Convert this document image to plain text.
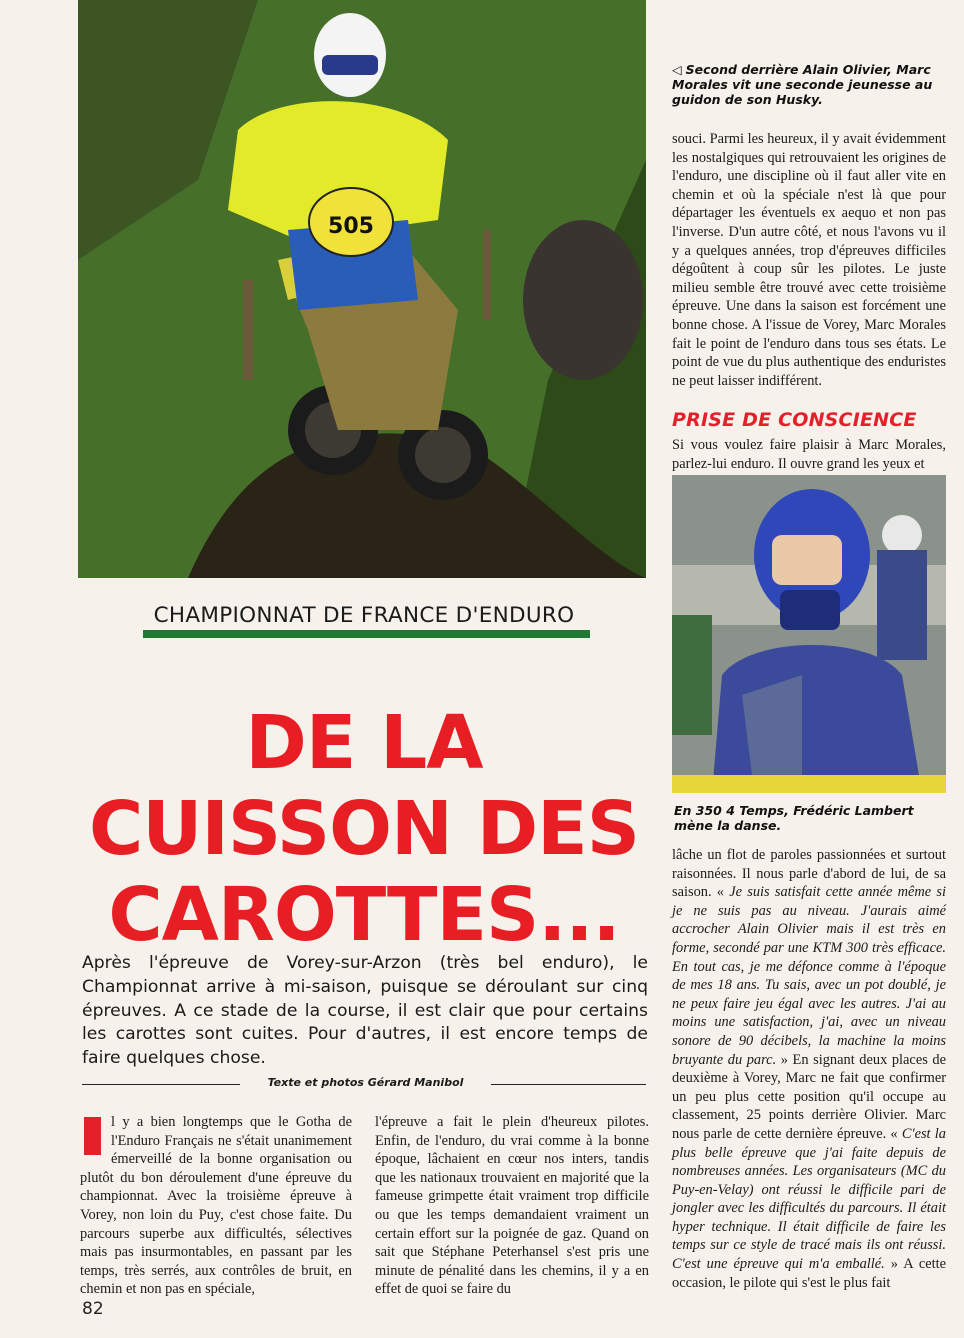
505
◁ Second derrière Alain Olivier, Marc Morales vit une seconde jeunesse au guidon de son Husky.

souci. Parmi les heureux, il y avait évidemment les nostalgiques qui retrouvaient les origines de l'enduro, une discipline où il faut aller vite en chemin et où la spéciale n'est là que pour départager les éventuels ex aequo et non pas l'inverse. D'un autre côté, et nous l'avons vu il y a quelques années, trop d'épreuves difficiles dégoûtent à coup sûr les pilotes. Le juste milieu semble être trouvé avec cette troisième épreuve. Une dans la saison est forcément une bonne chose. A l'issue de Vorey, Marc Morales fait le point de l'enduro dans tous ses états. Le point de vue du plus authentique des enduristes ne peut laisser indifférent.

PRISE DE CONSCIENCE

Si vous voulez faire plaisir à Marc Morales, parlez-lui enduro. Il ouvre grand les yeux et

En 350 4 Temps, Frédéric Lambert mène la danse.

lâche un flot de paroles passionnées et surtout raisonnées. Il nous parle d'abord de lui, de sa saison. « Je suis satisfait cette année même si je ne suis pas au niveau. J'aurais aimé accrocher Alain Olivier mais il est très en forme, secondé par une KTM 300 très efficace. En tout cas, je me défonce comme à l'époque de mes 18 ans. Tu sais, avec un pot doublé, je ne peux faire jeu égal avec les autres. J'ai au moins une satisfaction, j'ai, avec un niveau sonore de 90 décibels, la machine la moins bruyante du parc. » En signant deux places de deuxième à Vorey, Marc ne fait que confirmer un peu plus cette position qu'il occupe au classement, 25 points derrière Olivier. Marc nous parle de cette dernière épreuve. « C'est la plus belle épreuve que j'ai faite depuis de nombreuses années. Les organisateurs (MC du Puy-en-Velay) ont réussi le difficile pari de jongler avec les difficultés du parcours. Il était hyper technique. Il était difficile de faire les temps sur ce style de tracé mais ils ont réussi. C'est une épreuve qui m'a emballé. » A cette occasion, le pilote qui s'est le plus fait

CHAMPIONNAT DE FRANCE D'ENDURO
DE LA
CUISSON DES
CAROTTES...
Après l'épreuve de Vorey-sur-Arzon (très bel enduro), le Championnat arrive à mi-saison, puisque se déroulant sur cinq épreuves. A ce stade de la course, il est clair que pour certains les carottes sont cuites. Pour d'autres, il est encore temps de faire quelques chose.
Texte et photos Gérard Manibol

l y a bien longtemps que le Gotha de l'Enduro Français ne s'était unanimement émerveillé de la bonne organisation ou plutôt du bon déroulement d'une épreuve du championnat. Avec la troisième épreuve à Vorey, non loin du Puy, c'est chose faite. Du parcours superbe aux difficultés, sélectives mais pas insurmontables, en passant par les temps, très serrés, aux contrôles de bruit, en chemin et non pas en spéciale,

l'épreuve a fait le plein d'heureux pilotes. Enfin, de l'enduro, du vrai comme à la bonne époque, lâchaient en cœur nos inters, tandis que les nationaux trouvaient en majorité que la fameuse grimpette était vraiment trop difficile ou que les temps demandaient vraiment un certain effort sur la poignée de gaz. Quand on sait que Stéphane Peterhansel s'est pris une minute de pénalité dans les chemins, il y a en effet de quoi se faire du

82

------------------------------

Do not include the images; transcribe the rest of the listing exactly.

Convert this document image to plain text.
505
◁ Second derrière Alain Olivier, Marc Morales vit une seconde jeunesse au guidon de son Husky.

souci. Parmi les heureux, il y avait évidemment les nostalgiques qui retrouvaient les origines de l'enduro, une discipline où il faut aller vite en chemin et où la spéciale n'est là que pour départager les éventuels ex aequo et non pas l'inverse. D'un autre côté, et nous l'avons vu il y a quelques années, trop d'épreuves difficiles dégoûtent à coup sûr les pilotes. Le juste milieu semble être trouvé avec cette troisième épreuve. Une dans la saison est forcément une bonne chose. A l'issue de Vorey, Marc Morales fait le point de l'enduro dans tous ses états. Le point de vue du plus authentique des enduristes ne peut laisser indifférent.

PRISE DE CONSCIENCE

Si vous voulez faire plaisir à Marc Morales, parlez-lui enduro. Il ouvre grand les yeux et

En 350 4 Temps, Frédéric Lambert mène la danse.

lâche un flot de paroles passionnées et surtout raisonnées. Il nous parle d'abord de lui, de sa saison. « Je suis satisfait cette année même si je ne suis pas au niveau. J'aurais aimé accrocher Alain Olivier mais il est très en forme, secondé par une KTM 300 très efficace. En tout cas, je me défonce comme à l'époque de mes 18 ans. Tu sais, avec un pot doublé, je ne peux faire jeu égal avec les autres. J'ai au moins une satisfaction, j'ai, avec un niveau sonore de 90 décibels, la machine la moins bruyante du parc. » En signant deux places de deuxième à Vorey, Marc ne fait que confirmer un peu plus cette position qu'il occupe au classement, 25 points derrière Olivier. Marc nous parle de cette dernière épreuve. « C'est la plus belle épreuve que j'ai faite depuis de nombreuses années. Les organisateurs (MC du Puy-en-Velay) ont réussi le difficile pari de jongler avec les difficultés du parcours. Il était hyper technique. Il était difficile de faire les temps sur ce style de tracé mais ils ont réussi. C'est une épreuve qui m'a emballé. » A cette occasion, le pilote qui s'est le plus fait

CHAMPIONNAT DE FRANCE D'ENDURO
DE LA
CUISSON DES
CAROTTES...
Après l'épreuve de Vorey-sur-Arzon (très bel enduro), le Championnat arrive à mi-saison, puisque se déroulant sur cinq épreuves. A ce stade de la course, il est clair que pour certains les carottes sont cuites. Pour d'autres, il est encore temps de faire quelques chose.
Texte et photos Gérard Manibol

l y a bien longtemps que le Gotha de l'Enduro Français ne s'était unanimement émerveillé de la bonne organisation ou plutôt du bon déroulement d'une épreuve du championnat. Avec la troisième épreuve à Vorey, non loin du Puy, c'est chose faite. Du parcours superbe aux difficultés, sélectives mais pas insurmontables, en passant par les temps, très serrés, aux contrôles de bruit, en chemin et non pas en spéciale,

l'épreuve a fait le plein d'heureux pilotes. Enfin, de l'enduro, du vrai comme à la bonne époque, lâchaient en cœur nos inters, tandis que les nationaux trouvaient en majorité que la fameuse grimpette était vraiment trop difficile ou que les temps demandaient vraiment un certain effort sur la poignée de gaz. Quand on sait que Stéphane Peterhansel s'est pris une minute de pénalité dans les chemins, il y a en effet de quoi se faire du

82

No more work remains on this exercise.